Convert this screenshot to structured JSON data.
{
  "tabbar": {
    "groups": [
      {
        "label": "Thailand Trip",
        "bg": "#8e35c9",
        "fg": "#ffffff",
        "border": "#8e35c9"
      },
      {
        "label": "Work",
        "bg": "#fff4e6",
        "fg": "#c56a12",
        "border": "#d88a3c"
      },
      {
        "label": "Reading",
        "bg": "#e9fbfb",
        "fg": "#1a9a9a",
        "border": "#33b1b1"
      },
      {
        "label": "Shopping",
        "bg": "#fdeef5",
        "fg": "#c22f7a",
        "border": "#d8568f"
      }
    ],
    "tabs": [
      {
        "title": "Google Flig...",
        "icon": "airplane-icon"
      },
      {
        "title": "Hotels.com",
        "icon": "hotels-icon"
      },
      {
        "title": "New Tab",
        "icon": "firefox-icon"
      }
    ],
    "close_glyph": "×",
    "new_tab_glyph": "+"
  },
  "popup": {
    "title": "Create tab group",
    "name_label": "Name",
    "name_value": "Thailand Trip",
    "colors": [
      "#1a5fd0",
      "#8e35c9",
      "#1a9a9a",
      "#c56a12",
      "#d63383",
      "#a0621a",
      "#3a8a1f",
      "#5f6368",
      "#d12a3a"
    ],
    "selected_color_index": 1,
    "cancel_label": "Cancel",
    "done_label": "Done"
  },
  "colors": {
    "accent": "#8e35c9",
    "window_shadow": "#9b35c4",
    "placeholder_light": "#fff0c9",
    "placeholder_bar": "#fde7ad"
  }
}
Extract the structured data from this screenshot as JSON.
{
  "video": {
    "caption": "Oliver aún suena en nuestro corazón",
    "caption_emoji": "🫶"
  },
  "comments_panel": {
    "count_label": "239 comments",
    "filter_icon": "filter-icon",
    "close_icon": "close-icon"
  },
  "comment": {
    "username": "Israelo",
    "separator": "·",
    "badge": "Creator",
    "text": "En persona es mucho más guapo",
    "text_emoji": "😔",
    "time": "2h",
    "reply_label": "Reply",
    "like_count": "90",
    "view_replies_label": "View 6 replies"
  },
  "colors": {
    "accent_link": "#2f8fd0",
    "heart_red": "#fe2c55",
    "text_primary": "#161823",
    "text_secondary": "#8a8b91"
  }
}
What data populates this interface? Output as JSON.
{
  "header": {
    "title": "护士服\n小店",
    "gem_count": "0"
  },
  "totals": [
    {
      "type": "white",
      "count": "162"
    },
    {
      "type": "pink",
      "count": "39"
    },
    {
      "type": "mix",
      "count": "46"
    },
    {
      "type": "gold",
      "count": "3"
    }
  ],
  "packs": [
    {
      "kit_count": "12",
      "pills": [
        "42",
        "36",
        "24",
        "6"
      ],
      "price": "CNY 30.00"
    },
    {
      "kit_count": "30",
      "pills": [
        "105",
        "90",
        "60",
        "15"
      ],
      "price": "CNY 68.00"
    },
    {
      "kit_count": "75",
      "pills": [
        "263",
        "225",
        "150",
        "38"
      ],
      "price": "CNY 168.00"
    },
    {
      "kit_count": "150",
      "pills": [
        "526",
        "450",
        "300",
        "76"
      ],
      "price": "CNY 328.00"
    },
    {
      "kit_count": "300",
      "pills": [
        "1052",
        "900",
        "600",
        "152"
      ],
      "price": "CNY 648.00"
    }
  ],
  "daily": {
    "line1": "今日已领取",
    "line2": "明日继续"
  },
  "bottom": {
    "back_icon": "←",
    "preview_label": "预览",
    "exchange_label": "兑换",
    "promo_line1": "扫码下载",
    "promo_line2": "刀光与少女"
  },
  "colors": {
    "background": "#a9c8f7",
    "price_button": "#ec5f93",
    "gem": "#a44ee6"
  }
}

------------------------------------------------------------

- _PROBLEM DETAILS_: Transcribe the material exactly as it reads.

- _SOLUTION BELOW_:
Convert this screenshot to structured JSON data.
{
  "tabbar": {
    "groups": [
      {
        "label": "Thailand Trip",
        "bg": "#8e35c9",
        "fg": "#ffffff",
        "border": "#8e35c9"
      },
      {
        "label": "Work",
        "bg": "#fff4e6",
        "fg": "#c56a12",
        "border": "#d88a3c"
      },
      {
        "label": "Reading",
        "bg": "#e9fbfb",
        "fg": "#1a9a9a",
        "border": "#33b1b1"
      },
      {
        "label": "Shopping",
        "bg": "#fdeef5",
        "fg": "#c22f7a",
        "border": "#d8568f"
      }
    ],
    "tabs": [
      {
        "title": "Google Flig...",
        "icon": "airplane-icon"
      },
      {
        "title": "Hotels.com",
        "icon": "hotels-icon"
      },
      {
        "title": "New Tab",
        "icon": "firefox-icon"
      }
    ],
    "close_glyph": "×",
    "new_tab_glyph": "+"
  },
  "popup": {
    "title": "Create tab group",
    "name_label": "Name",
    "name_value": "Thailand Trip",
    "colors": [
      "#1a5fd0",
      "#8e35c9",
      "#1a9a9a",
      "#c56a12",
      "#d63383",
      "#a0621a",
      "#3a8a1f",
      "#5f6368",
      "#d12a3a"
    ],
    "selected_color_index": 1,
    "cancel_label": "Cancel",
    "done_label": "Done"
  },
  "colors": {
    "accent": "#8e35c9",
    "window_shadow": "#9b35c4",
    "placeholder_light": "#fff0c9",
    "placeholder_bar": "#fde7ad"
  }
}
Extract the structured data from this screenshot as JSON.
{
  "video": {
    "caption": "Oliver aún suena en nuestro corazón",
    "caption_emoji": "🫶"
  },
  "comments_panel": {
    "count_label": "239 comments",
    "filter_icon": "filter-icon",
    "close_icon": "close-icon"
  },
  "comment": {
    "username": "Israelo",
    "separator": "·",
    "badge": "Creator",
    "text": "En persona es mucho más guapo",
    "text_emoji": "😔",
    "time": "2h",
    "reply_label": "Reply",
    "like_count": "90",
    "view_replies_label": "View 6 replies"
  },
  "colors": {
    "accent_link": "#2f8fd0",
    "heart_red": "#fe2c55",
    "text_primary": "#161823",
    "text_secondary": "#8a8b91"
  }
}
What data populates this interface? Output as JSON.
{
  "header": {
    "title": "护士服\n小店",
    "gem_count": "0"
  },
  "totals": [
    {
      "type": "white",
      "count": "162"
    },
    {
      "type": "pink",
      "count": "39"
    },
    {
      "type": "mix",
      "count": "46"
    },
    {
      "type": "gold",
      "count": "3"
    }
  ],
  "packs": [
    {
      "kit_count": "12",
      "pills": [
        "42",
        "36",
        "24",
        "6"
      ],
      "price": "CNY 30.00"
    },
    {
      "kit_count": "30",
      "pills": [
        "105",
        "90",
        "60",
        "15"
      ],
      "price": "CNY 68.00"
    },
    {
      "kit_count": "75",
      "pills": [
        "263",
        "225",
        "150",
        "38"
      ],
      "price": "CNY 168.00"
    },
    {
      "kit_count": "150",
      "pills": [
        "526",
        "450",
        "300",
        "76"
      ],
      "price": "CNY 328.00"
    },
    {
      "kit_count": "300",
      "pills": [
        "1052",
        "900",
        "600",
        "152"
      ],
      "price": "CNY 648.00"
    }
  ],
  "daily": {
    "line1": "今日已领取",
    "line2": "明日继续"
  },
  "bottom": {
    "back_icon": "←",
    "preview_label": "预览",
    "exchange_label": "兑换",
    "promo_line1": "扫码下载",
    "promo_line2": "刀光与少女"
  },
  "colors": {
    "background": "#a9c8f7",
    "price_button": "#ec5f93",
    "gem": "#a44ee6"
  }
}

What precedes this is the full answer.